Using the listing below, extract each line that has the word "from" in it.

Data items:
※

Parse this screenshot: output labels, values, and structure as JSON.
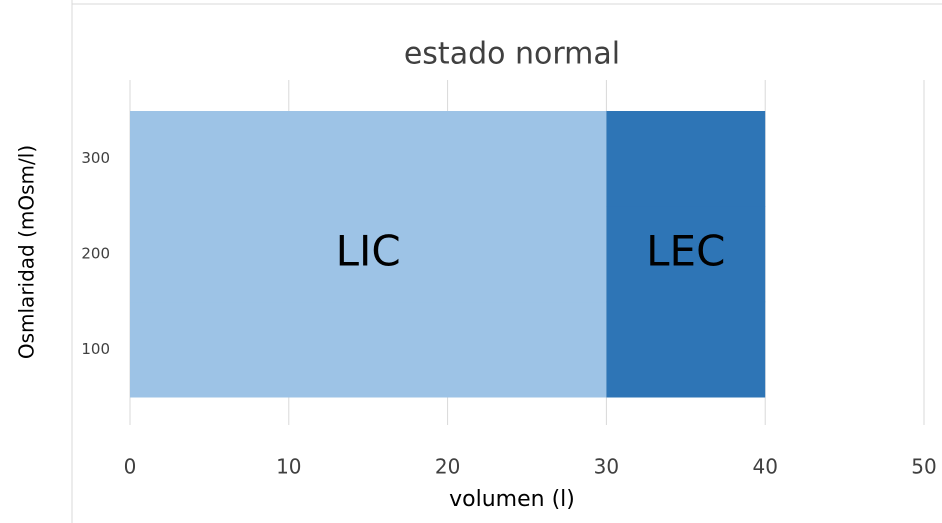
{
  "chart_data": {
    "type": "bar",
    "orientation": "horizontal",
    "stacked": true,
    "title": "estado normal",
    "x_label": "volumen (l)",
    "y_label": "Osmlaridad (mOsm/l)",
    "categories": [
      "100",
      "200",
      "300"
    ],
    "series": [
      {
        "name": "LIC",
        "color": "#9dc3e6",
        "values": [
          30,
          30,
          30
        ]
      },
      {
        "name": "LEC",
        "color": "#2e75b6",
        "values": [
          10,
          10,
          10
        ]
      }
    ],
    "xlim": [
      0,
      50
    ],
    "xticks": [
      0,
      10,
      20,
      30,
      40,
      50
    ],
    "grid": true
  }
}
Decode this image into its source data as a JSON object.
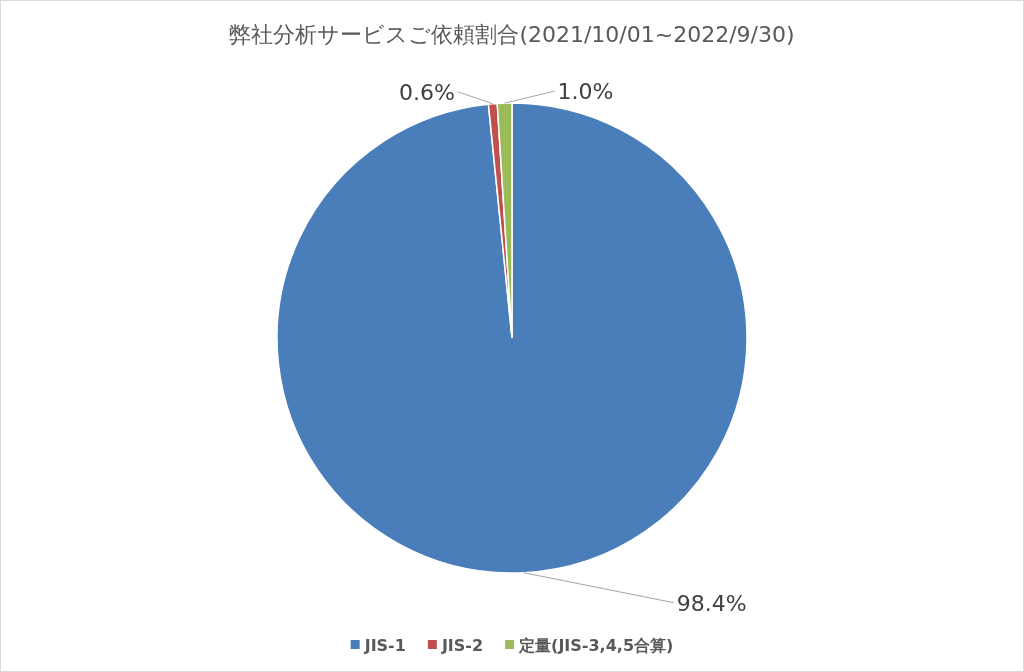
{
  "chart_data": {
    "type": "pie",
    "title": "弊社分析サービスご依頼割合(2021/10/01~2022/9/30)",
    "categories": [
      "JIS-1",
      "JIS-2",
      "定量(JIS-3,4,5合算)"
    ],
    "values": [
      98.4,
      0.6,
      1.0
    ],
    "colors": [
      "#4a7ebb",
      "#c0504d",
      "#9bbb59"
    ],
    "value_labels": [
      "98.4%",
      "0.6%",
      "1.0%"
    ],
    "legend": "bottom"
  }
}
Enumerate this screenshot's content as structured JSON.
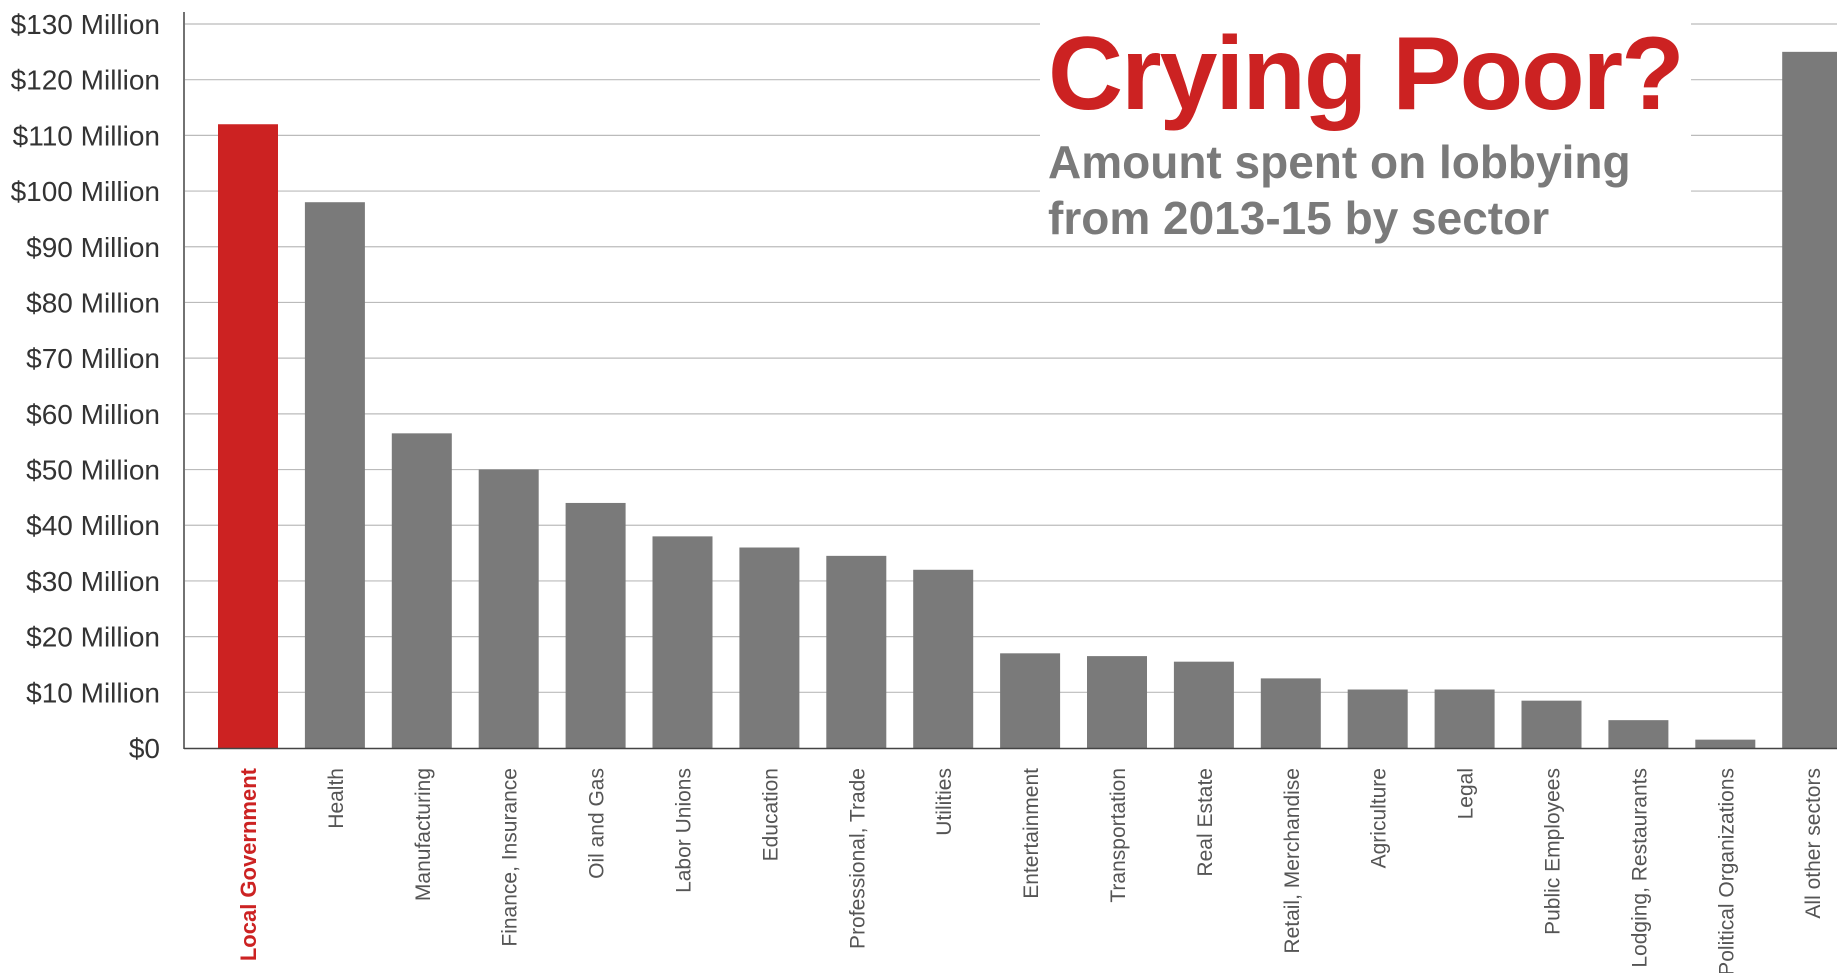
{
  "chart_data": {
    "type": "bar",
    "title": "Crying Poor?",
    "subtitle_lines": [
      "Amount spent on lobbying",
      "from 2013-15 by sector"
    ],
    "categories": [
      "Local Government",
      "Health",
      "Manufacturing",
      "Finance, Insurance",
      "Oil and Gas",
      "Labor Unions",
      "Education",
      "Professional, Trade",
      "Utilities",
      "Entertainment",
      "Transportation",
      "Real Estate",
      "Retail, Merchandise",
      "Agriculture",
      "Legal",
      "Public Employees",
      "Lodging, Restaurants",
      "Political Organizations",
      "All other sectors"
    ],
    "values": [
      112,
      98,
      56.5,
      50,
      44,
      38,
      36,
      34.5,
      32,
      17,
      16.5,
      15.5,
      12.5,
      10.5,
      10.5,
      8.5,
      5,
      1.5,
      125
    ],
    "highlight_category": "Local Government",
    "ylim": [
      0,
      130
    ],
    "yticks": [
      0,
      10,
      20,
      30,
      40,
      50,
      60,
      70,
      80,
      90,
      100,
      110,
      120,
      130
    ],
    "ytick_labels": [
      "$0",
      "$10 Million",
      "$20 Million",
      "$30 Million",
      "$40 Million",
      "$50 Million",
      "$60 Million",
      "$70 Million",
      "$80 Million",
      "$90 Million",
      "$100 Million",
      "$110 Million",
      "$120 Million",
      "$130 Million"
    ],
    "grid": true,
    "colors": {
      "highlight": "#cc2222",
      "bar": "#7a7a7a",
      "grid": "#bbbbbb",
      "axis": "#444444"
    }
  }
}
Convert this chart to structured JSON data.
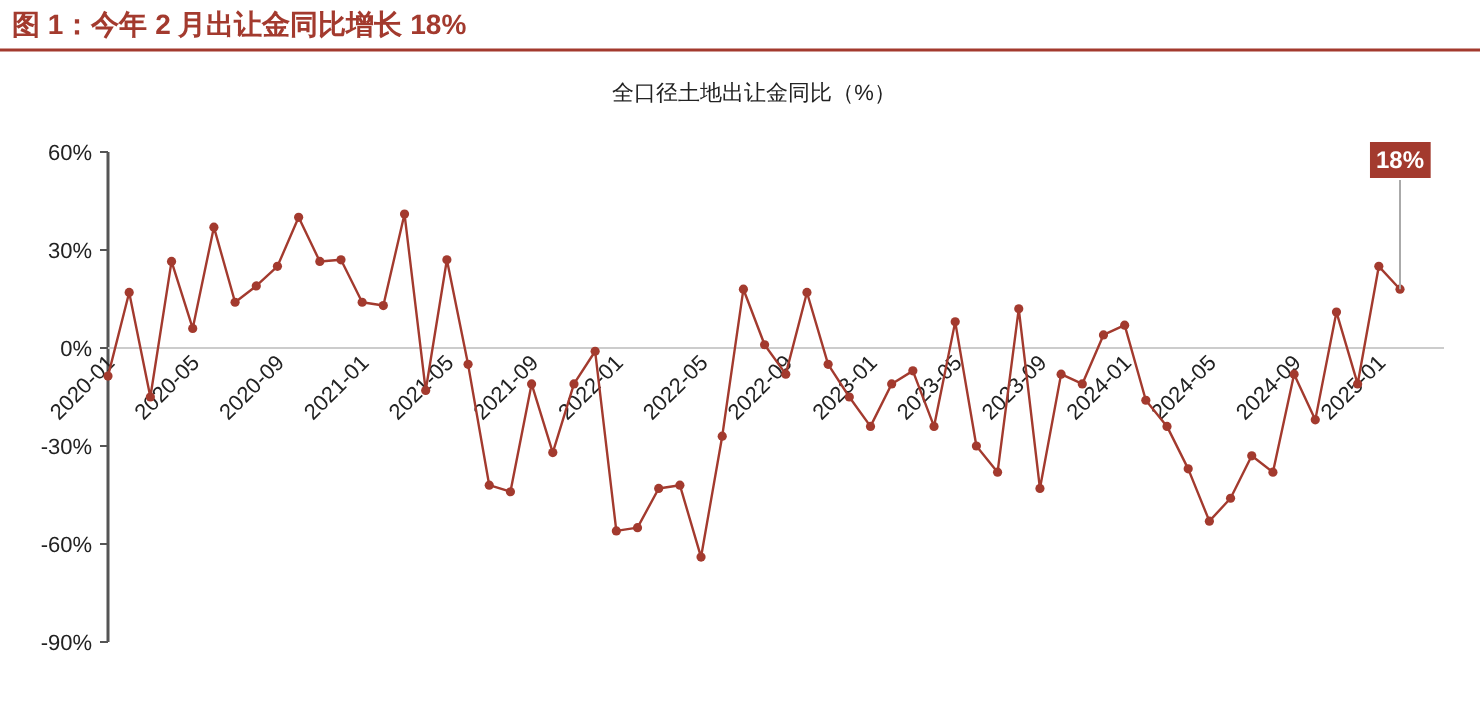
{
  "chart_data": {
    "type": "line",
    "title": "图 1：今年 2 月出让金同比增长 18%",
    "subtitle": "全口径土地出让金同比（%）",
    "categories": [
      "2020-01",
      null,
      null,
      null,
      "2020-05",
      null,
      null,
      null,
      "2020-09",
      null,
      null,
      null,
      "2021-01",
      null,
      null,
      null,
      "2021-05",
      null,
      null,
      null,
      "2021-09",
      null,
      null,
      null,
      "2022-01",
      null,
      null,
      null,
      "2022-05",
      null,
      null,
      null,
      "2022-09",
      null,
      null,
      null,
      "2023-01",
      null,
      null,
      null,
      "2023-05",
      null,
      null,
      null,
      "2023-09",
      null,
      null,
      null,
      "2024-01",
      null,
      null,
      null,
      "2024-05",
      null,
      null,
      null,
      "2024-09",
      null,
      null,
      null,
      "2025-01",
      null
    ],
    "series": [
      {
        "color": "#a33a2e",
        "marker": "circle",
        "values": [
          -8.6,
          17,
          -15,
          26.5,
          6,
          37,
          14,
          19,
          25,
          40,
          26.5,
          27,
          14,
          13,
          41,
          -13,
          27,
          -5,
          -42,
          -44,
          -11,
          -32,
          -11,
          -1,
          -56,
          -55,
          -43,
          -42,
          -64,
          -27,
          18,
          1,
          -8,
          17,
          -5,
          -15,
          -24,
          -11,
          -7,
          -24,
          8,
          -30,
          -38,
          12,
          -43,
          -8,
          -11,
          4,
          7,
          -16,
          -24,
          -37,
          -53,
          -46,
          -33,
          -38,
          -8,
          -22,
          11,
          -11,
          25,
          18
        ],
        "value_labels": [
          null,
          null,
          null,
          null,
          null,
          null,
          null,
          null,
          null,
          null,
          null,
          null,
          null,
          null,
          null,
          null,
          null,
          null,
          null,
          null,
          null,
          null,
          null,
          null,
          null,
          null,
          null,
          null,
          null,
          null,
          null,
          null,
          null,
          null,
          null,
          null,
          null,
          null,
          null,
          null,
          null,
          null,
          null,
          null,
          null,
          null,
          null,
          null,
          null,
          null,
          null,
          null,
          null,
          null,
          null,
          null,
          null,
          null,
          null,
          null,
          null,
          "18%"
        ]
      }
    ],
    "ylim": [
      -90,
      60
    ],
    "yticks": [
      {
        "value": -90,
        "label": "-90%"
      },
      {
        "value": -60,
        "label": "-60%"
      },
      {
        "value": -30,
        "label": "-30%"
      },
      {
        "value": 0,
        "label": "0%"
      },
      {
        "value": 30,
        "label": "30%"
      },
      {
        "value": 60,
        "label": "60%"
      }
    ],
    "line_style": "solid"
  }
}
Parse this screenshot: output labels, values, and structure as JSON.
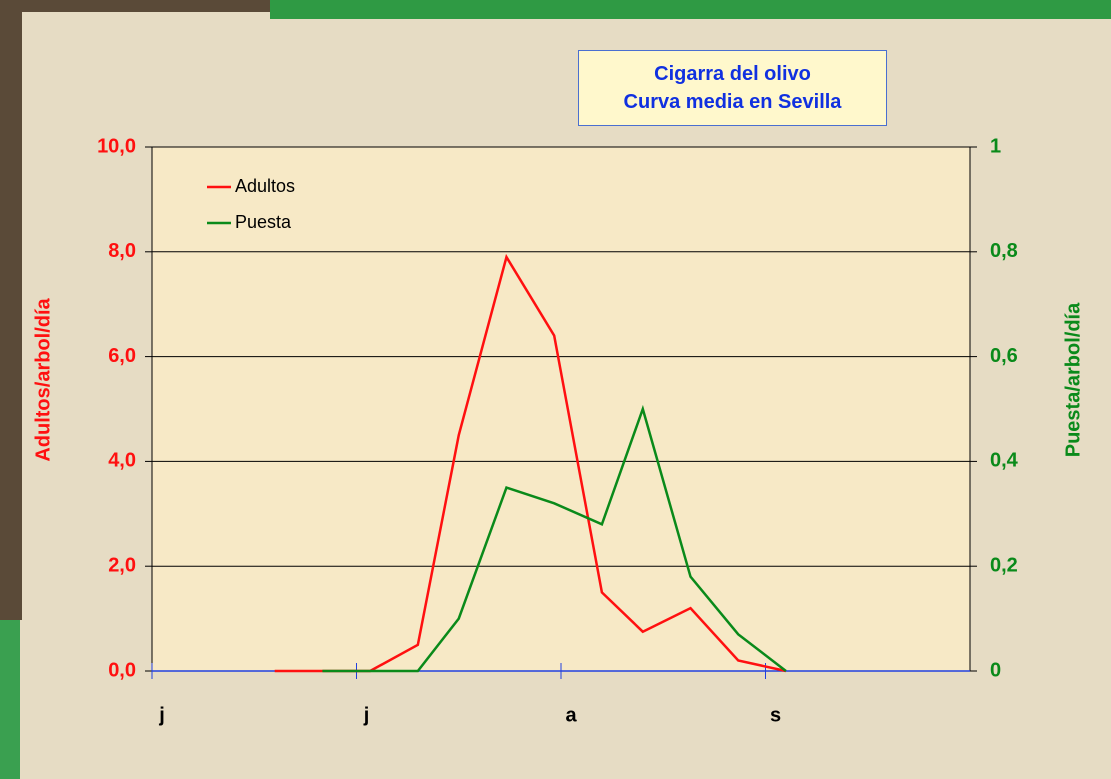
{
  "chart_data": {
    "type": "line",
    "title": [
      "Cigarra del olivo",
      "Curva media en Sevilla"
    ],
    "ylabel": "Adultos/arbol/día",
    "y2label": "Puesta/arbol/día",
    "x": [
      18,
      25,
      32,
      39,
      45,
      52,
      59,
      66,
      72,
      79,
      86,
      93
    ],
    "xlim": [
      0,
      120
    ],
    "xticks": [
      {
        "value": 0,
        "label": "j"
      },
      {
        "value": 30,
        "label": "j"
      },
      {
        "value": 60,
        "label": "a"
      },
      {
        "value": 90,
        "label": "s"
      }
    ],
    "ylim": [
      0,
      10
    ],
    "yticks": [
      {
        "value": 0,
        "label": "0,0"
      },
      {
        "value": 2,
        "label": "2,0"
      },
      {
        "value": 4,
        "label": "4,0"
      },
      {
        "value": 6,
        "label": "6,0"
      },
      {
        "value": 8,
        "label": "8,0"
      },
      {
        "value": 10,
        "label": "10,0"
      }
    ],
    "y2lim": [
      0,
      1
    ],
    "y2ticks": [
      0,
      {
        "value": 0.2,
        "label": "0,2"
      },
      {
        "value": 0.4,
        "label": "0,4"
      },
      {
        "value": 0.6,
        "label": "0,6"
      },
      {
        "value": 0.8,
        "label": "0,8"
      },
      1
    ],
    "grid": true,
    "legend": "upper left",
    "series": [
      {
        "name": "Adultos",
        "color": "#ff1010",
        "values": [
          0,
          0,
          0,
          0.5,
          4.5,
          7.9,
          6.4,
          1.5,
          0.75,
          1.2,
          0.2,
          0
        ]
      },
      {
        "name": "Puesta",
        "color": "#0a8a1a",
        "axis": "y2",
        "values": [
          null,
          0,
          0,
          0,
          0.1,
          0.35,
          0.32,
          0.28,
          0.5,
          0.18,
          0.07,
          0
        ]
      }
    ]
  }
}
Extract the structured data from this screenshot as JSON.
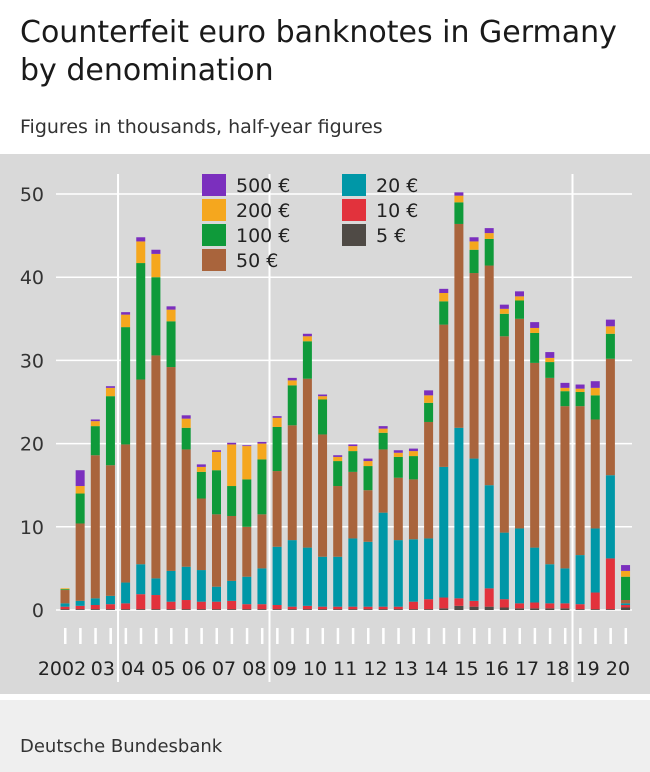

※

The solution:
      "from 2013-15 by sector"
Extract the structured data from this screenshot as JSON.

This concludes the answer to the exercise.